Aim of the exercise → Copy all lines holding the word "работа" from the entries.

- - -

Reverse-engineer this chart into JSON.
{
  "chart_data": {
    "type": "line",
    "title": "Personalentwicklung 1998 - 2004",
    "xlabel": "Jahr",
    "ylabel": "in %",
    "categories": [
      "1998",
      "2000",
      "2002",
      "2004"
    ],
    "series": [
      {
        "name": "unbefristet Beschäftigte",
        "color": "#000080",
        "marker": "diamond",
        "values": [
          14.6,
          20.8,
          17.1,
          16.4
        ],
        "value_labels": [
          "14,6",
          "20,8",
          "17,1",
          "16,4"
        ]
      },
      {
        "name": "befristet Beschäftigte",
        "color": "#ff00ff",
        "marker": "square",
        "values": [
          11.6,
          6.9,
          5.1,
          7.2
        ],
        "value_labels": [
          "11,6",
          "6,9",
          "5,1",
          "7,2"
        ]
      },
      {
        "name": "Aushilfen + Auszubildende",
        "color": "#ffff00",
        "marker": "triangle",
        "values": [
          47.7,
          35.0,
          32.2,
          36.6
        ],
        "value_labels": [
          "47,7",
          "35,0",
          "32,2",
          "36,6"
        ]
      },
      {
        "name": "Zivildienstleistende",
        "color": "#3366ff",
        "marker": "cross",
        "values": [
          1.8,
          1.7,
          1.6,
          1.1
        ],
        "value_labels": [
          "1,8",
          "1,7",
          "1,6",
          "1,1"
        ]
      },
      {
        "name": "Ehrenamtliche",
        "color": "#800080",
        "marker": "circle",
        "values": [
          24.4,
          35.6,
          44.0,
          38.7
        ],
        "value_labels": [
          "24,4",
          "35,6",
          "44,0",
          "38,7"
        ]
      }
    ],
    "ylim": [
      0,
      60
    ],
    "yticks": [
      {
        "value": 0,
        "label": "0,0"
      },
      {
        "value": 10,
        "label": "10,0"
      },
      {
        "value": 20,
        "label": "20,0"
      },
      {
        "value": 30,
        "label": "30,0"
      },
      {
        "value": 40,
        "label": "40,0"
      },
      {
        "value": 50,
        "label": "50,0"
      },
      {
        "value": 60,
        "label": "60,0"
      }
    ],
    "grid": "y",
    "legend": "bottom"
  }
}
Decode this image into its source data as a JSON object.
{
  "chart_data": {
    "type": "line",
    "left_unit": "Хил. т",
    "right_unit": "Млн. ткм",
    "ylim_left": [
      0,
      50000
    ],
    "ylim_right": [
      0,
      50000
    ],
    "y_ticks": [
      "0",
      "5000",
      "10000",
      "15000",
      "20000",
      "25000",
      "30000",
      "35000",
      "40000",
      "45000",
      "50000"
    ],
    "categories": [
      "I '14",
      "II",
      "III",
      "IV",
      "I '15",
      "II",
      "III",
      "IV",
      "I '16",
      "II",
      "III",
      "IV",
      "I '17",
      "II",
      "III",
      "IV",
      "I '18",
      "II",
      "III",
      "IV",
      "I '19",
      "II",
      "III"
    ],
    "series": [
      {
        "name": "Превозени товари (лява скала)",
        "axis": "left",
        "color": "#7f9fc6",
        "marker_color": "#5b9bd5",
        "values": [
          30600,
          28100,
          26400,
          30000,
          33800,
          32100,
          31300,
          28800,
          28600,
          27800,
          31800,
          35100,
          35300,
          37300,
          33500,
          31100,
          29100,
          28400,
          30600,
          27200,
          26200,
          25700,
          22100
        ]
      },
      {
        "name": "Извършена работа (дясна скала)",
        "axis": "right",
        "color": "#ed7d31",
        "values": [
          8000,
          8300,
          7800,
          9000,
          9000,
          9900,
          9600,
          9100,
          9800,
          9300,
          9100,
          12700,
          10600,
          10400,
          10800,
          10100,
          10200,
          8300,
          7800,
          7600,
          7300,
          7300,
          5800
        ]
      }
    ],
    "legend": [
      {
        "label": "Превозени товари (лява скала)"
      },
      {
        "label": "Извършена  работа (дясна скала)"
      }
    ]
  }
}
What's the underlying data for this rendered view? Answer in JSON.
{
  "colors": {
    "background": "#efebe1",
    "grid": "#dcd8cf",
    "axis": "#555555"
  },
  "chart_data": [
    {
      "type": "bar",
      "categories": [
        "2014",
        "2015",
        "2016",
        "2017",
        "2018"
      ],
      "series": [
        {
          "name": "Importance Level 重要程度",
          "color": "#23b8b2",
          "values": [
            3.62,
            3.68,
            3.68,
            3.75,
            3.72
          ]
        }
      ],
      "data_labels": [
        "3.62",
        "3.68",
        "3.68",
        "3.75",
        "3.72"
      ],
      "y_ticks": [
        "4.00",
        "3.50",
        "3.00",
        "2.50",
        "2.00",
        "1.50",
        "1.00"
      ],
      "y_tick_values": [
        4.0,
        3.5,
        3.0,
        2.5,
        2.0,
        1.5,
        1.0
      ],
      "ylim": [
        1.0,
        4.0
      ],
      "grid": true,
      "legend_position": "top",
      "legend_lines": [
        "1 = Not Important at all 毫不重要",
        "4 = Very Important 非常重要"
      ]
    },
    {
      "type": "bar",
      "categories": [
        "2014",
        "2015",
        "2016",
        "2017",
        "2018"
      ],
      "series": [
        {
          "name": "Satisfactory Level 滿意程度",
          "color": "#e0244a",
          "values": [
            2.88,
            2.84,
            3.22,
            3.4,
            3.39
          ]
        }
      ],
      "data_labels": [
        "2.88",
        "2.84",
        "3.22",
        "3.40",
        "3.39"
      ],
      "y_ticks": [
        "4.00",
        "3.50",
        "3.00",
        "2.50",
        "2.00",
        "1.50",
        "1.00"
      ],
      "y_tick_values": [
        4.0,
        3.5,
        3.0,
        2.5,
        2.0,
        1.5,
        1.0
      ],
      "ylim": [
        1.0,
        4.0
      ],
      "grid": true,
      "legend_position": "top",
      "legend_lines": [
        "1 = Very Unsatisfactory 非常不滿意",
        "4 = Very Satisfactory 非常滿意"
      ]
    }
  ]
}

- - -

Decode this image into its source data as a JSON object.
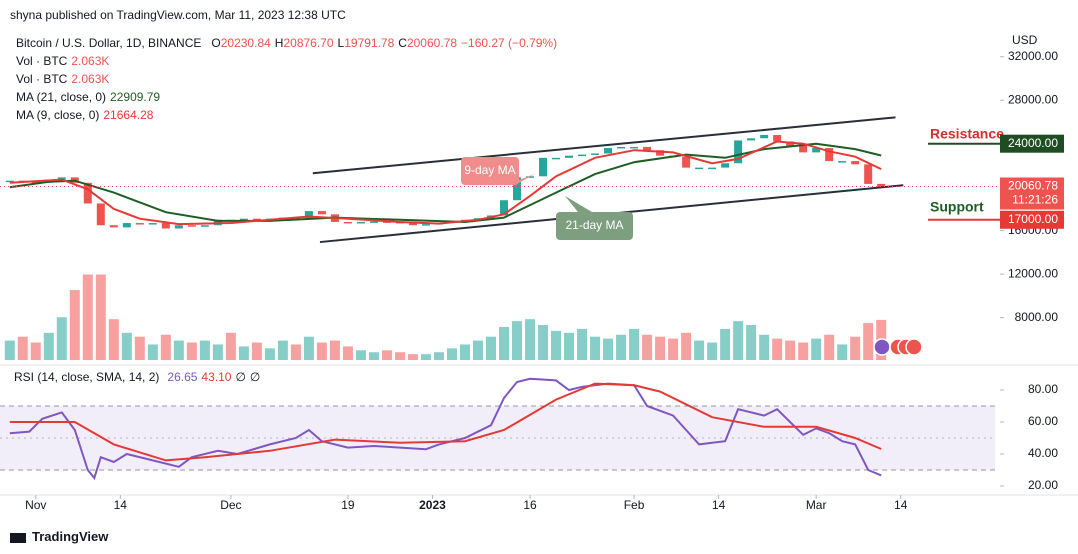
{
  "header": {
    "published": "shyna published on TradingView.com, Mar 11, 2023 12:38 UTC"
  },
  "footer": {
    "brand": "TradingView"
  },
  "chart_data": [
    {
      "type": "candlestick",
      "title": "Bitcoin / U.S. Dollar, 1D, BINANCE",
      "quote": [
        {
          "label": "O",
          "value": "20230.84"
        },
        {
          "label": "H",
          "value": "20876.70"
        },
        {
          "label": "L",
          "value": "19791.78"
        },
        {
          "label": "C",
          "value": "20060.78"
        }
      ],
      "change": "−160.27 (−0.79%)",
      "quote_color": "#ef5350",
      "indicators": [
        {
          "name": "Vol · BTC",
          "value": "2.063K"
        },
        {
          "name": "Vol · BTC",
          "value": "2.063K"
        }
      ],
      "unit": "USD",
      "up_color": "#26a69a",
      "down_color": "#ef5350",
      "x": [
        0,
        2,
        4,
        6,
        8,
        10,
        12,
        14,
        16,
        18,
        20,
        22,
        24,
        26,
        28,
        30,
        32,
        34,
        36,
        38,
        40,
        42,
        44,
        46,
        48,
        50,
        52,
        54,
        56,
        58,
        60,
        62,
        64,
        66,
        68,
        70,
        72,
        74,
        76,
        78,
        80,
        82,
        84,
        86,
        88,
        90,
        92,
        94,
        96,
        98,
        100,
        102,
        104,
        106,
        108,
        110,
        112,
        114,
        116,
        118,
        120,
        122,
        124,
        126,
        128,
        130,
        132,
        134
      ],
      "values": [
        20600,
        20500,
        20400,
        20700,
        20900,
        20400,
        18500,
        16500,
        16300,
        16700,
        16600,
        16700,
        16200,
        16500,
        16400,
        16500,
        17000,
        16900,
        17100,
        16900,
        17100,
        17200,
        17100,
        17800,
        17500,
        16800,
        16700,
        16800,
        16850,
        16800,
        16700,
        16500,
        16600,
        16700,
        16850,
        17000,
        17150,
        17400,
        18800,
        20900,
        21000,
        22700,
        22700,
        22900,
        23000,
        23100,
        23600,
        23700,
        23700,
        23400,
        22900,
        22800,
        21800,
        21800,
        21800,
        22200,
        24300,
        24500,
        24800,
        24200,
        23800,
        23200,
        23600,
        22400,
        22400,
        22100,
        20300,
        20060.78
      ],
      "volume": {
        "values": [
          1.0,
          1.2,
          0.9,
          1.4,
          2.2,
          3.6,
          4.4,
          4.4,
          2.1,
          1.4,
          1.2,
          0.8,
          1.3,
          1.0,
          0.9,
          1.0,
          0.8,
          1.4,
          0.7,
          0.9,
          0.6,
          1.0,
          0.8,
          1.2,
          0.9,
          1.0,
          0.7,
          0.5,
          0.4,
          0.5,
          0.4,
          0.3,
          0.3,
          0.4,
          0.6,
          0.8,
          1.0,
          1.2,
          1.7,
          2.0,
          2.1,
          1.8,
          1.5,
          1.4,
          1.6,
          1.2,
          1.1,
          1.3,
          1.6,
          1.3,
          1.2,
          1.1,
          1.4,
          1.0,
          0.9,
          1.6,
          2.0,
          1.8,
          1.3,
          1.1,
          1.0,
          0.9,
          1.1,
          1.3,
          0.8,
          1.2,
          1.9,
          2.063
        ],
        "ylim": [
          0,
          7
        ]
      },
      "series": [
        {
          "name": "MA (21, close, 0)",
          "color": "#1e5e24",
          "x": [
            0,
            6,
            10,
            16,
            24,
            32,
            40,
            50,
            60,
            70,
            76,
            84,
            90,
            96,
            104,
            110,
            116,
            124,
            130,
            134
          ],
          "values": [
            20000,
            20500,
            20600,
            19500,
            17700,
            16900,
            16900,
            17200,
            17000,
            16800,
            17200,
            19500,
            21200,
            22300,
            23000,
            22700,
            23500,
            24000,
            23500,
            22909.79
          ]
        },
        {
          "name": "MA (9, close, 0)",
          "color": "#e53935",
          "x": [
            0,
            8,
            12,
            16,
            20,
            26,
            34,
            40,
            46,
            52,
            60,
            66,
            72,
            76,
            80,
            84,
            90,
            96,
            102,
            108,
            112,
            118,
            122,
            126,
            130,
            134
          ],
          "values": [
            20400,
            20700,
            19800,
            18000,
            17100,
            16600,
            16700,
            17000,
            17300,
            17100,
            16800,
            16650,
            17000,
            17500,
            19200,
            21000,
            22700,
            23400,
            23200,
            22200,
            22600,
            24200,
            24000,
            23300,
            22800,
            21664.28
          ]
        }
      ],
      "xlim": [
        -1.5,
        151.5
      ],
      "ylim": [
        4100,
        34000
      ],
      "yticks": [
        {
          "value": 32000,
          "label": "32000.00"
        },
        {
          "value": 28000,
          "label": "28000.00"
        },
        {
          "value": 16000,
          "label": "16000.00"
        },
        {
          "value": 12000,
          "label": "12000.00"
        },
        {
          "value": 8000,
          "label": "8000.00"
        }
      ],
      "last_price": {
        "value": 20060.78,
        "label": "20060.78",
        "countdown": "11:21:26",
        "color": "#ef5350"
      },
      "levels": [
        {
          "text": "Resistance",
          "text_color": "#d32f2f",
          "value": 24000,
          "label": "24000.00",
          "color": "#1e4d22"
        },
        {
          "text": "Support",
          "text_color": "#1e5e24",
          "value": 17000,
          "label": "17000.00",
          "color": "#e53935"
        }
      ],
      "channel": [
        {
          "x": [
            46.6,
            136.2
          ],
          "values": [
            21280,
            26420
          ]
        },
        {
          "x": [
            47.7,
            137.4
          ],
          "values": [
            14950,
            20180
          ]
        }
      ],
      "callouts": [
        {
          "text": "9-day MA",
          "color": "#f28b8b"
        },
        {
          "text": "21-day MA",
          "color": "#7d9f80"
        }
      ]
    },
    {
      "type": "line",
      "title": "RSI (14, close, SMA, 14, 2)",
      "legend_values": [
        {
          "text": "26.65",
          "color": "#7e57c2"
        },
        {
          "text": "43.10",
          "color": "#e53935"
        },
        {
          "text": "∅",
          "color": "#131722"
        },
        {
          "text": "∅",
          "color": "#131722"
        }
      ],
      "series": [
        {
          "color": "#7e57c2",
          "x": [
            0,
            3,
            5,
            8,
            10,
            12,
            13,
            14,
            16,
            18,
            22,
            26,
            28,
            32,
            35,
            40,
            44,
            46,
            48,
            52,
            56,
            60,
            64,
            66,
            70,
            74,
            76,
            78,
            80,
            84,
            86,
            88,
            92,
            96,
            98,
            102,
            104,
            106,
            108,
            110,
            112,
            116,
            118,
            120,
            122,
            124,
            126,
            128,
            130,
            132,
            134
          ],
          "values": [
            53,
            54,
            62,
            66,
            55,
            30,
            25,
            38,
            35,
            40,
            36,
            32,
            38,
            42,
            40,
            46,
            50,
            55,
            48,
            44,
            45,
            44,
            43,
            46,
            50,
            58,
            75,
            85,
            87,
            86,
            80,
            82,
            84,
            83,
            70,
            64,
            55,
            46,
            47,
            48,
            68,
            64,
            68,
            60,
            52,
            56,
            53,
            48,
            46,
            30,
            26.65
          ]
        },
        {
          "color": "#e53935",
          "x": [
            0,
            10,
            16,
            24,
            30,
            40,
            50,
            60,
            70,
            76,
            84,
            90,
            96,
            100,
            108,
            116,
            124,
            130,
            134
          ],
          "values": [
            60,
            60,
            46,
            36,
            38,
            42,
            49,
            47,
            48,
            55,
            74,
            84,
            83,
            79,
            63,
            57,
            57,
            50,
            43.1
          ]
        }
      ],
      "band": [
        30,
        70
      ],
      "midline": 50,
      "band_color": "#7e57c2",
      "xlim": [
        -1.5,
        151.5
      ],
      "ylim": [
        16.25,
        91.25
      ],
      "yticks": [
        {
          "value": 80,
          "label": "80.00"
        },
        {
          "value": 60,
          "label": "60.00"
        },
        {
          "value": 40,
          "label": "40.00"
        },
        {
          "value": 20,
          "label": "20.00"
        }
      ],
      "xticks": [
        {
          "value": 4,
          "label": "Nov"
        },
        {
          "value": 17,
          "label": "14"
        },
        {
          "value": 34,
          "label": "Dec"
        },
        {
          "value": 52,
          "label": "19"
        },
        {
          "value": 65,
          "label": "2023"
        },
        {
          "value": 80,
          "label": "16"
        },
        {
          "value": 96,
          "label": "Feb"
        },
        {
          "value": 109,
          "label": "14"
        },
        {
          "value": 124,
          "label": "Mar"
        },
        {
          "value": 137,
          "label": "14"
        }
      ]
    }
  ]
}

- - -

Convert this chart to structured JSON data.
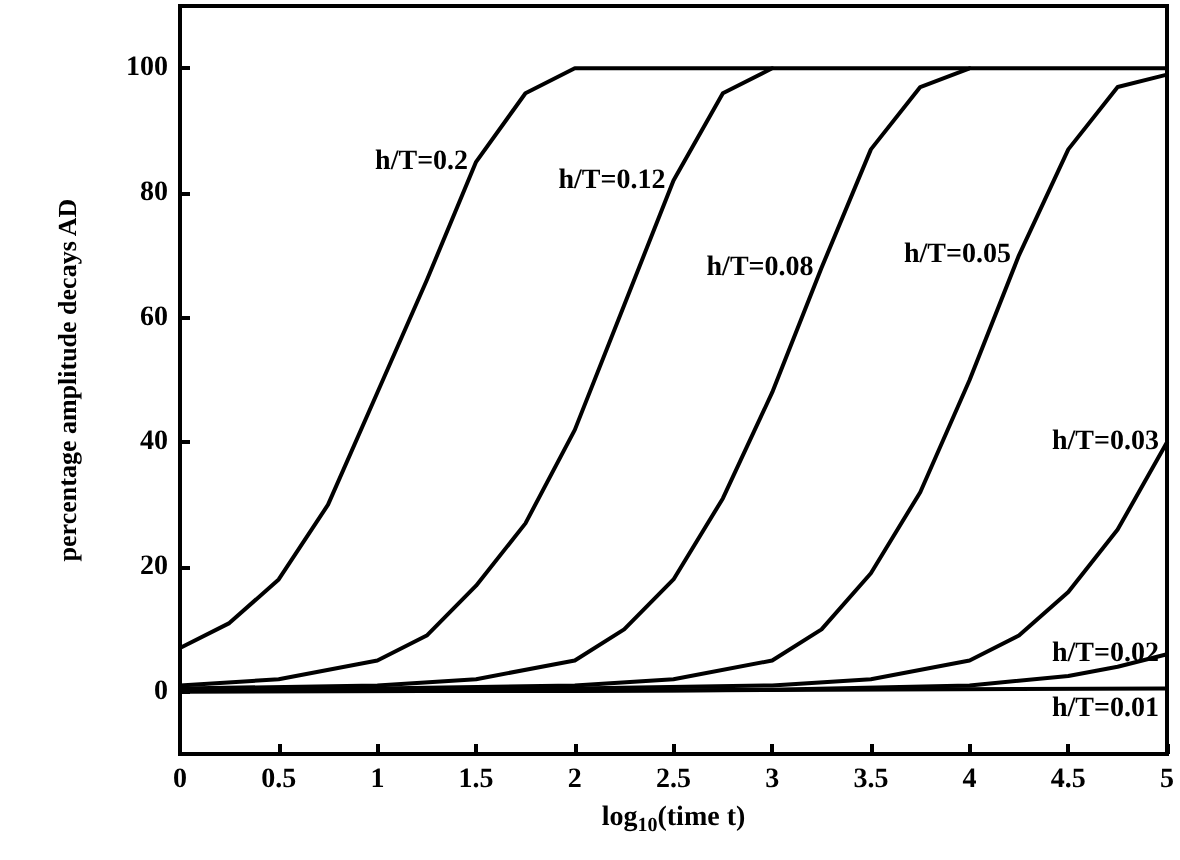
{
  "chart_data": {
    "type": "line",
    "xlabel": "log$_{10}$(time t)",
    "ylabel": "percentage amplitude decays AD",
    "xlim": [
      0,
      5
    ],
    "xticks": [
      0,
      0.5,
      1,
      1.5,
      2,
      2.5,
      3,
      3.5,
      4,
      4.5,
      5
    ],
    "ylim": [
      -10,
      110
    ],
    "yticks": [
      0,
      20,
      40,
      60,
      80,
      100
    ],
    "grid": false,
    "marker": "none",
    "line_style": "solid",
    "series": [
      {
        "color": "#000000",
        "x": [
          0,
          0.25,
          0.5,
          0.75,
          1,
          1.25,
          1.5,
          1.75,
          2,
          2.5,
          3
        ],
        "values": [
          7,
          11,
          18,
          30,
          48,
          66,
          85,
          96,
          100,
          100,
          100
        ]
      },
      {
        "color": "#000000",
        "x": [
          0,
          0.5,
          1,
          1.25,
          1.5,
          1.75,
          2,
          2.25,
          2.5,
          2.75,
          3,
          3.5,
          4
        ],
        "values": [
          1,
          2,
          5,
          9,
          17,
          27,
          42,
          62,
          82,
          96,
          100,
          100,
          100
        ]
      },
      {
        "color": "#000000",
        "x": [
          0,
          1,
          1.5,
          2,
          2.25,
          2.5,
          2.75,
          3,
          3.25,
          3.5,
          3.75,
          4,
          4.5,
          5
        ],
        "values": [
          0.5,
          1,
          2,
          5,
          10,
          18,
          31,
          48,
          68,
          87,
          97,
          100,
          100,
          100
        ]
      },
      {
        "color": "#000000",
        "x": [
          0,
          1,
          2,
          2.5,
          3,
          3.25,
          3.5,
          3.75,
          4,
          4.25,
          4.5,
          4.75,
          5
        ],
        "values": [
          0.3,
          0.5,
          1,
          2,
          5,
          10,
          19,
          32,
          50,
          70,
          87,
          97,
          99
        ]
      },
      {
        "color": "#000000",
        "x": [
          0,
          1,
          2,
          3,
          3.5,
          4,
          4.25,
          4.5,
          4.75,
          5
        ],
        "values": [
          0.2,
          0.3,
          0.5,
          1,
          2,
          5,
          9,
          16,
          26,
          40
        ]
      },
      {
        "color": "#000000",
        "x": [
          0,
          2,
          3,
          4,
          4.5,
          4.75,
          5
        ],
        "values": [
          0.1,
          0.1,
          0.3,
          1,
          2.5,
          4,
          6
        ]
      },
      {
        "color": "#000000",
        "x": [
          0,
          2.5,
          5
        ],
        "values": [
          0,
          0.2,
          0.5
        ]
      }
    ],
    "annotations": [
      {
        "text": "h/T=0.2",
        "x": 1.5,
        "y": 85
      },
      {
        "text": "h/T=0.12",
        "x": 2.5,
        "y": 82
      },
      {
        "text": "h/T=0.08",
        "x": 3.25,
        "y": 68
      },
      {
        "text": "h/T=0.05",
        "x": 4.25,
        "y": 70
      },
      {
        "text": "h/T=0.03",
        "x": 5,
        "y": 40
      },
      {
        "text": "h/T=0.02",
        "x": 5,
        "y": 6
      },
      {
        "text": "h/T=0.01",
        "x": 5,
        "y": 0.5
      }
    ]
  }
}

- - -

Answer to this task →
        "name": "Извършена работа (дясна скала)",
        "label": "Извършена  работа (дясна скала)"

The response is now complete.